> **Short exercise**
Write every record out again exactly, and keep images out of it.

* Begin Exercise input *

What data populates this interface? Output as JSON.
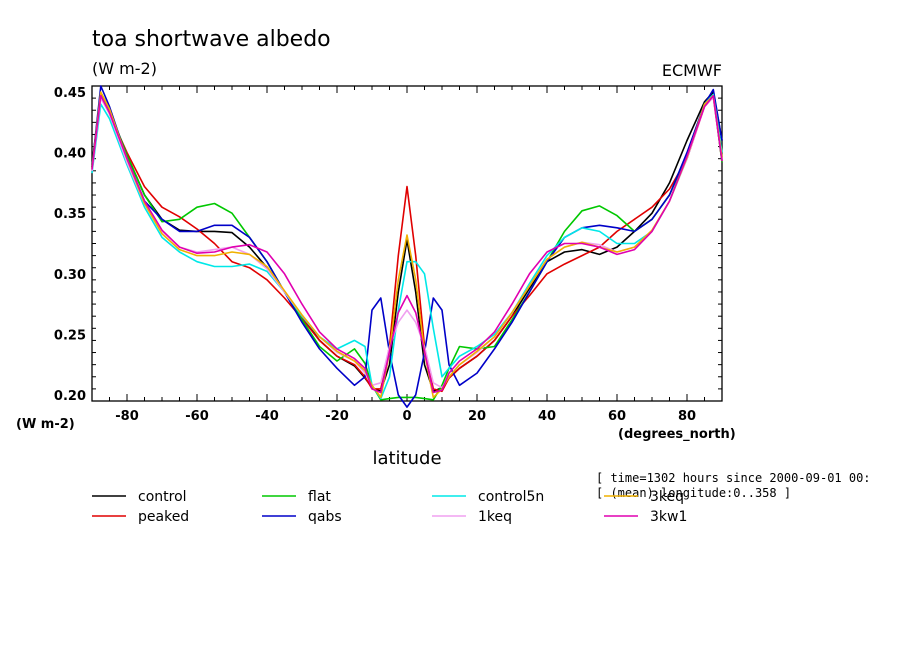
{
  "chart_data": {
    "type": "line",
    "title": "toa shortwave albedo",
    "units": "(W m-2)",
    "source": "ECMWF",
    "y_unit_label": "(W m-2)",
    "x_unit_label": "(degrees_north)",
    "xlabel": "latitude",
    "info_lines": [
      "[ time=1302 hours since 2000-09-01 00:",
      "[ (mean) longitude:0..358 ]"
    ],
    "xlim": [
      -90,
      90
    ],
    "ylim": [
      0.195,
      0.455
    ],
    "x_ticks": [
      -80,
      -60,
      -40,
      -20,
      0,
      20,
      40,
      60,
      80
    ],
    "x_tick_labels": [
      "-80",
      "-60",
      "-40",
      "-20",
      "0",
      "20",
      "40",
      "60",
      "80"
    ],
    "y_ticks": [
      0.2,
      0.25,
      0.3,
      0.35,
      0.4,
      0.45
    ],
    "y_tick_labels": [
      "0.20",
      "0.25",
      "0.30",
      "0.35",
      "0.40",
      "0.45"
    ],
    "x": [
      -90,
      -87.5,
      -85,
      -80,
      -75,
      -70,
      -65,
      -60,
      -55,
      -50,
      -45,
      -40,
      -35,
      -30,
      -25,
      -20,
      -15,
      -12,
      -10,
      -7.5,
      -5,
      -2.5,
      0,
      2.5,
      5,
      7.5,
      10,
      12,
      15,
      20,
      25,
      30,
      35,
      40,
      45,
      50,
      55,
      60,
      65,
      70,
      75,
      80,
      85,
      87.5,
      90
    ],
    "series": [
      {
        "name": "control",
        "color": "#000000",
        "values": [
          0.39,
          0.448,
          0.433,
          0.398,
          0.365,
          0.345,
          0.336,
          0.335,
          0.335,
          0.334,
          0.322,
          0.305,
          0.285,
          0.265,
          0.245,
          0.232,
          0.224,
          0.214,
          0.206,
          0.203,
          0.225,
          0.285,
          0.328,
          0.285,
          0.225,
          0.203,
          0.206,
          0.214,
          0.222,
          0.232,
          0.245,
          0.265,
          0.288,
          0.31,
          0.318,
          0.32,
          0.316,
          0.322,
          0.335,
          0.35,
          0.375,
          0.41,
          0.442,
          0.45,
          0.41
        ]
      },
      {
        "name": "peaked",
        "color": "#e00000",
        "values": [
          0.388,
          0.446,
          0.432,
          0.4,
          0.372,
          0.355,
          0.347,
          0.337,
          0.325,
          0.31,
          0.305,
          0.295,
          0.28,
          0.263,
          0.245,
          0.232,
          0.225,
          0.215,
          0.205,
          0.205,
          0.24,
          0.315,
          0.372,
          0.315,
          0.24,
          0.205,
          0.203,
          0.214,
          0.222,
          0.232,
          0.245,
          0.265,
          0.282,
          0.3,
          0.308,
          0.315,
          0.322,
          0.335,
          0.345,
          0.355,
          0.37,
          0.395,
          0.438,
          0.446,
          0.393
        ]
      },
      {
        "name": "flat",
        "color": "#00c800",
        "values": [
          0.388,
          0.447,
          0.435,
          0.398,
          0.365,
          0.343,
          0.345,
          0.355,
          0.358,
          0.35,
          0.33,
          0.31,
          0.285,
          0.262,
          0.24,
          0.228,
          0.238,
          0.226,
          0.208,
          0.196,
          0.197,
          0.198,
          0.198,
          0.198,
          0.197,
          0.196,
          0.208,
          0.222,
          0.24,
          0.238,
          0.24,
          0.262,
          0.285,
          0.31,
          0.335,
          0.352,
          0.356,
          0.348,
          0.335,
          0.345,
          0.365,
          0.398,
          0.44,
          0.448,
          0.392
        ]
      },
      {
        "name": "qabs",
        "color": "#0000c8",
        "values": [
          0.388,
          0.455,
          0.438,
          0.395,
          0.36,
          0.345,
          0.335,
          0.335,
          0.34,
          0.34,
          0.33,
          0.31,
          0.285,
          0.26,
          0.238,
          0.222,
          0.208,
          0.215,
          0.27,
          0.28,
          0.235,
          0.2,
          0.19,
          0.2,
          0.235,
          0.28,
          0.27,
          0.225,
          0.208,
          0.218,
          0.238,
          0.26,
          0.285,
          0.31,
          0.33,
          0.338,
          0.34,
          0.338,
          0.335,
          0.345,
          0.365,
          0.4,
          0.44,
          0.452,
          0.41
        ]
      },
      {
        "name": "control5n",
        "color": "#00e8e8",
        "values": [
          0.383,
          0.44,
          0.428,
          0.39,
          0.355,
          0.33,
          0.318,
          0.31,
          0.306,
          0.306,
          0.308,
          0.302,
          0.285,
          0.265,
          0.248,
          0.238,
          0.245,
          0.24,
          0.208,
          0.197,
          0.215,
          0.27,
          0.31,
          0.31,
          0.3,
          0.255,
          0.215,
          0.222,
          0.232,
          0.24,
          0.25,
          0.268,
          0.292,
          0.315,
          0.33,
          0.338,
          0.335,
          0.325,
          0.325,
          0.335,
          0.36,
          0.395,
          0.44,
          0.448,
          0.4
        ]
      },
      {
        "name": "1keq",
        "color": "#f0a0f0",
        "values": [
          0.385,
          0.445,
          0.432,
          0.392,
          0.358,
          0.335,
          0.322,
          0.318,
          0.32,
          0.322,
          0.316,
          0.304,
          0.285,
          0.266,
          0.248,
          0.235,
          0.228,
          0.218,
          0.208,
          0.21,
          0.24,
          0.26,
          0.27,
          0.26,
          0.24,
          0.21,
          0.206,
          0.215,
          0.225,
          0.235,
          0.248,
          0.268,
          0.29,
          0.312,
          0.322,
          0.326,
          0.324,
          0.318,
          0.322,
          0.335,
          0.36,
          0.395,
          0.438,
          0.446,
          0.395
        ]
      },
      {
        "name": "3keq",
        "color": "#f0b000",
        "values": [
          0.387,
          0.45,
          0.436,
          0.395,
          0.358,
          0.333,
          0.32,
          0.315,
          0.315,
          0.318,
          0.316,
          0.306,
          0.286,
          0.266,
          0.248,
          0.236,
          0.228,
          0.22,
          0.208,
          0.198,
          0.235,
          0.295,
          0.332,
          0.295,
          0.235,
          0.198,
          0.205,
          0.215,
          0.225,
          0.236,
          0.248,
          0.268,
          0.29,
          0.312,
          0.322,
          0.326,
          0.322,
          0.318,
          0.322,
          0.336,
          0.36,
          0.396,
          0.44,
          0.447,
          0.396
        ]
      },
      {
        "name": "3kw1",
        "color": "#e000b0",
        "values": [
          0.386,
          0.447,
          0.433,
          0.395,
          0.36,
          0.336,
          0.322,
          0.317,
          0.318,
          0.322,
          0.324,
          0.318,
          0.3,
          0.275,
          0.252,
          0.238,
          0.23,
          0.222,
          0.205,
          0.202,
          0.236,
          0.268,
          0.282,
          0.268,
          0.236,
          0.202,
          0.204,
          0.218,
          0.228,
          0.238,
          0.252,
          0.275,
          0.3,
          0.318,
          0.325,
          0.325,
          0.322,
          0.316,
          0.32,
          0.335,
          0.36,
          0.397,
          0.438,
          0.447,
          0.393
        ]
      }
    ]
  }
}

* End Exercise input *

> **Answer to this exercise**
What data populates this interface? Output as JSON.
{
  "chart_data": {
    "type": "line",
    "title": "toa shortwave albedo",
    "units": "(W m-2)",
    "source": "ECMWF",
    "y_unit_label": "(W m-2)",
    "x_unit_label": "(degrees_north)",
    "xlabel": "latitude",
    "info_lines": [
      "[ time=1302 hours since 2000-09-01 00:",
      "[ (mean) longitude:0..358 ]"
    ],
    "xlim": [
      -90,
      90
    ],
    "ylim": [
      0.195,
      0.455
    ],
    "x_ticks": [
      -80,
      -60,
      -40,
      -20,
      0,
      20,
      40,
      60,
      80
    ],
    "x_tick_labels": [
      "-80",
      "-60",
      "-40",
      "-20",
      "0",
      "20",
      "40",
      "60",
      "80"
    ],
    "y_ticks": [
      0.2,
      0.25,
      0.3,
      0.35,
      0.4,
      0.45
    ],
    "y_tick_labels": [
      "0.20",
      "0.25",
      "0.30",
      "0.35",
      "0.40",
      "0.45"
    ],
    "x": [
      -90,
      -87.5,
      -85,
      -80,
      -75,
      -70,
      -65,
      -60,
      -55,
      -50,
      -45,
      -40,
      -35,
      -30,
      -25,
      -20,
      -15,
      -12,
      -10,
      -7.5,
      -5,
      -2.5,
      0,
      2.5,
      5,
      7.5,
      10,
      12,
      15,
      20,
      25,
      30,
      35,
      40,
      45,
      50,
      55,
      60,
      65,
      70,
      75,
      80,
      85,
      87.5,
      90
    ],
    "series": [
      {
        "name": "control",
        "color": "#000000",
        "values": [
          0.39,
          0.448,
          0.433,
          0.398,
          0.365,
          0.345,
          0.336,
          0.335,
          0.335,
          0.334,
          0.322,
          0.305,
          0.285,
          0.265,
          0.245,
          0.232,
          0.224,
          0.214,
          0.206,
          0.203,
          0.225,
          0.285,
          0.328,
          0.285,
          0.225,
          0.203,
          0.206,
          0.214,
          0.222,
          0.232,
          0.245,
          0.265,
          0.288,
          0.31,
          0.318,
          0.32,
          0.316,
          0.322,
          0.335,
          0.35,
          0.375,
          0.41,
          0.442,
          0.45,
          0.41
        ]
      },
      {
        "name": "peaked",
        "color": "#e00000",
        "values": [
          0.388,
          0.446,
          0.432,
          0.4,
          0.372,
          0.355,
          0.347,
          0.337,
          0.325,
          0.31,
          0.305,
          0.295,
          0.28,
          0.263,
          0.245,
          0.232,
          0.225,
          0.215,
          0.205,
          0.205,
          0.24,
          0.315,
          0.372,
          0.315,
          0.24,
          0.205,
          0.203,
          0.214,
          0.222,
          0.232,
          0.245,
          0.265,
          0.282,
          0.3,
          0.308,
          0.315,
          0.322,
          0.335,
          0.345,
          0.355,
          0.37,
          0.395,
          0.438,
          0.446,
          0.393
        ]
      },
      {
        "name": "flat",
        "color": "#00c800",
        "values": [
          0.388,
          0.447,
          0.435,
          0.398,
          0.365,
          0.343,
          0.345,
          0.355,
          0.358,
          0.35,
          0.33,
          0.31,
          0.285,
          0.262,
          0.24,
          0.228,
          0.238,
          0.226,
          0.208,
          0.196,
          0.197,
          0.198,
          0.198,
          0.198,
          0.197,
          0.196,
          0.208,
          0.222,
          0.24,
          0.238,
          0.24,
          0.262,
          0.285,
          0.31,
          0.335,
          0.352,
          0.356,
          0.348,
          0.335,
          0.345,
          0.365,
          0.398,
          0.44,
          0.448,
          0.392
        ]
      },
      {
        "name": "qabs",
        "color": "#0000c8",
        "values": [
          0.388,
          0.455,
          0.438,
          0.395,
          0.36,
          0.345,
          0.335,
          0.335,
          0.34,
          0.34,
          0.33,
          0.31,
          0.285,
          0.26,
          0.238,
          0.222,
          0.208,
          0.215,
          0.27,
          0.28,
          0.235,
          0.2,
          0.19,
          0.2,
          0.235,
          0.28,
          0.27,
          0.225,
          0.208,
          0.218,
          0.238,
          0.26,
          0.285,
          0.31,
          0.33,
          0.338,
          0.34,
          0.338,
          0.335,
          0.345,
          0.365,
          0.4,
          0.44,
          0.452,
          0.41
        ]
      },
      {
        "name": "control5n",
        "color": "#00e8e8",
        "values": [
          0.383,
          0.44,
          0.428,
          0.39,
          0.355,
          0.33,
          0.318,
          0.31,
          0.306,
          0.306,
          0.308,
          0.302,
          0.285,
          0.265,
          0.248,
          0.238,
          0.245,
          0.24,
          0.208,
          0.197,
          0.215,
          0.27,
          0.31,
          0.31,
          0.3,
          0.255,
          0.215,
          0.222,
          0.232,
          0.24,
          0.25,
          0.268,
          0.292,
          0.315,
          0.33,
          0.338,
          0.335,
          0.325,
          0.325,
          0.335,
          0.36,
          0.395,
          0.44,
          0.448,
          0.4
        ]
      },
      {
        "name": "1keq",
        "color": "#f0a0f0",
        "values": [
          0.385,
          0.445,
          0.432,
          0.392,
          0.358,
          0.335,
          0.322,
          0.318,
          0.32,
          0.322,
          0.316,
          0.304,
          0.285,
          0.266,
          0.248,
          0.235,
          0.228,
          0.218,
          0.208,
          0.21,
          0.24,
          0.26,
          0.27,
          0.26,
          0.24,
          0.21,
          0.206,
          0.215,
          0.225,
          0.235,
          0.248,
          0.268,
          0.29,
          0.312,
          0.322,
          0.326,
          0.324,
          0.318,
          0.322,
          0.335,
          0.36,
          0.395,
          0.438,
          0.446,
          0.395
        ]
      },
      {
        "name": "3keq",
        "color": "#f0b000",
        "values": [
          0.387,
          0.45,
          0.436,
          0.395,
          0.358,
          0.333,
          0.32,
          0.315,
          0.315,
          0.318,
          0.316,
          0.306,
          0.286,
          0.266,
          0.248,
          0.236,
          0.228,
          0.22,
          0.208,
          0.198,
          0.235,
          0.295,
          0.332,
          0.295,
          0.235,
          0.198,
          0.205,
          0.215,
          0.225,
          0.236,
          0.248,
          0.268,
          0.29,
          0.312,
          0.322,
          0.326,
          0.322,
          0.318,
          0.322,
          0.336,
          0.36,
          0.396,
          0.44,
          0.447,
          0.396
        ]
      },
      {
        "name": "3kw1",
        "color": "#e000b0",
        "values": [
          0.386,
          0.447,
          0.433,
          0.395,
          0.36,
          0.336,
          0.322,
          0.317,
          0.318,
          0.322,
          0.324,
          0.318,
          0.3,
          0.275,
          0.252,
          0.238,
          0.23,
          0.222,
          0.205,
          0.202,
          0.236,
          0.268,
          0.282,
          0.268,
          0.236,
          0.202,
          0.204,
          0.218,
          0.228,
          0.238,
          0.252,
          0.275,
          0.3,
          0.318,
          0.325,
          0.325,
          0.322,
          0.316,
          0.32,
          0.335,
          0.36,
          0.397,
          0.438,
          0.447,
          0.393
        ]
      }
    ]
  }
}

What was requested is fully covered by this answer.